## Problem 1
In the August 2013 newsletter, give the stretch from "Savvy shoppers know" through "to shop for." again, substituting "season-by-season guide" for "quarterly breakdown".
## Problem 2
According to the August 2013 newsletter, on which day of the week are computers and other electronics typically less expensive?

## Text shown
Personal E-Newsletter - August 2013
What’s the Best Time to Buy?
Savvy shoppers know there's a best time to buy everything. Winter coats, swimsuits, electronics, furniture, etc. Knowing when to shop for specific items (whether they're obviously seasonal or not) can be a very effective way to stay on budget and save money. Here's a quarterly breakdown of what items to shop for.
First Quarter: January - March
Late winter is the best time to buy gas grills and air conditioners as manufactures and retailers get rid of last year's stock in preparation for spring and summer sales. It's also a good time to buy water sports equipment (including boats) as well as winter apparel. The later into winter you get, the better the prices on hats, gloves, coats and boots.
Second Quarter: April - June
Japanese manufacturers' fiscal year ends in March and they're eager to get rid of old stock, so spring and early summer is the best time to purchase TVs and other electronics. Spring is also peak home buying season, so if you're shopping for a new house be prepared for fierce competition. Spring is also a great time to shop thrift stores. After spring cleaning, many households donate their unused or unnecessary items, so thrift stores will have lots of new inventory.
Third Quarter: July - September
Summer is peak sale time for furniture, kids' clothing and school supplies. New furniture inventory comes out in August, so July is the best time to look for on-sale home furnishings. Retailers are also preparing for back to school sales, so children's clothing and school supplies will be cheapest this time of year. Third quarter is also the time to book your holiday travel tickets. Plane tickets should be purchased two months in advance, especially for peak travel times such as Thanksgiving and Christmas.
Fourth Quarter: October - December
Fall and early winter is the best season to purchase a car, because the new models roll out in late summer. That means the older models are on clearance to make room for the brand-new vehicles. Grills and other summer appliances also start to go on sale this time of year. Christmas sales start early and continue through most of the holiday season. For most toys and games, now is the time to buy.
In addition to shopping during the right time of year, savvy shoppers also know the benefit of buying on the right day of the week. For example, appliances tend to be cheaper on Sundays and major holiday weekends, like Memorial Day or Independence Day. Computers and other electronics are typically less expensive on Mondays, when manufacturers apply their rebates. By planning ahead and shopping at the best time you can stretch your budget a lot more!
Source: WBA Article
End-of-Summer Home Maintenance Checklist
A sweltering summer can take its toll on your home both inside and out. Heat will cause surfaces to contract, increasing the chances of cracking. Humidity will increase the growth of mildew, mold and bacteria. Here's an end-of-summer home maintenance checklist to get your home ready before the winter snow comes.

## Extracted records
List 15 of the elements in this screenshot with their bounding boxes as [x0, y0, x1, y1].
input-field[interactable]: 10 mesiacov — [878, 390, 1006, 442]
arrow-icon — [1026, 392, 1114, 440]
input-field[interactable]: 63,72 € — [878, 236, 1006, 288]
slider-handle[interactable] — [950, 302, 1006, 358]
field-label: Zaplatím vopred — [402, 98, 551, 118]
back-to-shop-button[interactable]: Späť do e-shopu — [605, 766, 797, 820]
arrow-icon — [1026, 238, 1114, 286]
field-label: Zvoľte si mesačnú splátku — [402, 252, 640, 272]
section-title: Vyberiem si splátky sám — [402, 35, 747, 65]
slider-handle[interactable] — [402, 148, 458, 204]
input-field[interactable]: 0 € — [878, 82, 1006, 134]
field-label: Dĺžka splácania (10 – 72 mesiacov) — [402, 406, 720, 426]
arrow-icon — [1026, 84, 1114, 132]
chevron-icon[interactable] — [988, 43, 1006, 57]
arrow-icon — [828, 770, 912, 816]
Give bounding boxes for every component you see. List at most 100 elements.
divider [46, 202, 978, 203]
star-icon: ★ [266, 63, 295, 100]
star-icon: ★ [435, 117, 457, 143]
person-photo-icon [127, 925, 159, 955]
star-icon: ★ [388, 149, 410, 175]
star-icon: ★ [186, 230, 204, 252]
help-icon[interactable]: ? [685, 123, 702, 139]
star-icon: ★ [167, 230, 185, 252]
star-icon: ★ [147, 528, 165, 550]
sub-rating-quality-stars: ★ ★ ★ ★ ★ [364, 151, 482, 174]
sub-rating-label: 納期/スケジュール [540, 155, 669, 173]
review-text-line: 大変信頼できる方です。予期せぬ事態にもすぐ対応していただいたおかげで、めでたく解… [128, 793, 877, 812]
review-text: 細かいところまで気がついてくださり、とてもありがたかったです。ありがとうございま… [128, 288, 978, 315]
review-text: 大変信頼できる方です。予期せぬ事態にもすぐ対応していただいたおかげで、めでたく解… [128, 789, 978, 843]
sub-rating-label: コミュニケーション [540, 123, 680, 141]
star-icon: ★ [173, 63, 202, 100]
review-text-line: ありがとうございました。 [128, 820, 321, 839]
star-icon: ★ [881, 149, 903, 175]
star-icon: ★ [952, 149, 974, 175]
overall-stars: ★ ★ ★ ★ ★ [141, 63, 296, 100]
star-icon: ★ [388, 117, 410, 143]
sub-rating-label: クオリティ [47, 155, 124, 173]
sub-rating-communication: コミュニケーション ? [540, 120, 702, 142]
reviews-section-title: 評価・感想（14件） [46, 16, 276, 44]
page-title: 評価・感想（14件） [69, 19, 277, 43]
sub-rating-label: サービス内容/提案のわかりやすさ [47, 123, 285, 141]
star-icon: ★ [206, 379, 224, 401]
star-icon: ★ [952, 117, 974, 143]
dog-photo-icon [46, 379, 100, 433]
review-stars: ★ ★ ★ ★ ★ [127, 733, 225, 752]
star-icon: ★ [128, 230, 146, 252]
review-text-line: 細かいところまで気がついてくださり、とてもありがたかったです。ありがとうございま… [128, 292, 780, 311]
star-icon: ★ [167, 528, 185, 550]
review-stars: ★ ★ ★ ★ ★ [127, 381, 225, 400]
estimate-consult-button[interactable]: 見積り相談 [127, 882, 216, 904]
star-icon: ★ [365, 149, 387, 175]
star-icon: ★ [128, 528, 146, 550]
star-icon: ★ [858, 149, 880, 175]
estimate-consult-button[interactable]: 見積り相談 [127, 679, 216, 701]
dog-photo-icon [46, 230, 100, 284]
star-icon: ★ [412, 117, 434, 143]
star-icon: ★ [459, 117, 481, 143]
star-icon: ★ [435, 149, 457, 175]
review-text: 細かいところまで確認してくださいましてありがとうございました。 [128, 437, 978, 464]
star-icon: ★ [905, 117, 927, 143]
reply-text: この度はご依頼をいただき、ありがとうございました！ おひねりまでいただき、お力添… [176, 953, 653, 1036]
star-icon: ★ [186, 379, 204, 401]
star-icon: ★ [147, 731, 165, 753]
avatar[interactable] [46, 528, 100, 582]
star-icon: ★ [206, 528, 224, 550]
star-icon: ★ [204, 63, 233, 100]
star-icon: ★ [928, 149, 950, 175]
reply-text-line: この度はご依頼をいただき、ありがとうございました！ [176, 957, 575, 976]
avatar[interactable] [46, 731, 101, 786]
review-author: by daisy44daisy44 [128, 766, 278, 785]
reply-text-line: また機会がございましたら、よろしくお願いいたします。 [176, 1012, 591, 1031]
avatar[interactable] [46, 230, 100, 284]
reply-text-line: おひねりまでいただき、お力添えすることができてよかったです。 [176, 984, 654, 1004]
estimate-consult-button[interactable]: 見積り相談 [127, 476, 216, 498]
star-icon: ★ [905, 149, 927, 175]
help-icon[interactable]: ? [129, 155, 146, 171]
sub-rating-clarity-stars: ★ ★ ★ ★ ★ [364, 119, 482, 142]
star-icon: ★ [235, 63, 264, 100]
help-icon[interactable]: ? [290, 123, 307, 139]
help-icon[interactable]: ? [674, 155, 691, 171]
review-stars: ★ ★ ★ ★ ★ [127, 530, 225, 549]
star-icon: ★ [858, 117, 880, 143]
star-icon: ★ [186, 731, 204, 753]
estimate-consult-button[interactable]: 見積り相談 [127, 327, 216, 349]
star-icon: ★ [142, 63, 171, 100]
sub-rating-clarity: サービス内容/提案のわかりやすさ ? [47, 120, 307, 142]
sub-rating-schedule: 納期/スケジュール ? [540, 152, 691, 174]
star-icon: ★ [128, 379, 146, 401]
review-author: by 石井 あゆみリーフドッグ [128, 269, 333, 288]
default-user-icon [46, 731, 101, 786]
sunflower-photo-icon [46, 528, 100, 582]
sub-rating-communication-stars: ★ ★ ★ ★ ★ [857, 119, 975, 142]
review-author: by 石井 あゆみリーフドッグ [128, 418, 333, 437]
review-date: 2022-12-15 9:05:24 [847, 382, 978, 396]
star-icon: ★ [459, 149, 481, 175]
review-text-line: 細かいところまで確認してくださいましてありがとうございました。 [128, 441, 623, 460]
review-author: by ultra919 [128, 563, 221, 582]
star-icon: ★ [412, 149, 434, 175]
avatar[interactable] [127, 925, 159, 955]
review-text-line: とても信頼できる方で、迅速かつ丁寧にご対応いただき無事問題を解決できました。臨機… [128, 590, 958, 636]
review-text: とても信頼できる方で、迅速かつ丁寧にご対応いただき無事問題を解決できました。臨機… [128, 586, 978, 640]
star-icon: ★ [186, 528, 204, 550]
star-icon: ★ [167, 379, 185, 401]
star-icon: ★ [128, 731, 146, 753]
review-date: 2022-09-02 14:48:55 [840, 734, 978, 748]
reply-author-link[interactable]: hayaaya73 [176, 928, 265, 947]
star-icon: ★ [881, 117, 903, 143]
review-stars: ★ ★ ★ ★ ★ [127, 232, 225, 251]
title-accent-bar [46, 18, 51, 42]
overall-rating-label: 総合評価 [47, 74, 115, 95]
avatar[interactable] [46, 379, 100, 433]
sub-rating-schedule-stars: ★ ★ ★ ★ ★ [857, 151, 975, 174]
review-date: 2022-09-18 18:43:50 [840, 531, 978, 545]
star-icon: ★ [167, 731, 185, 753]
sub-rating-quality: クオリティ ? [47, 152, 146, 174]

## Solution 1
Savvy shoppers know there's a best time to buy everything. Winter coats, swimsuits, electronics, furniture, etc. Knowing when to shop for specific items (whether they're obviously seasonal or not) can be a very effective way to stay on budget and save money. Here's a season-by-season guide of what items to shop for.

## Solution 2
On Mondays.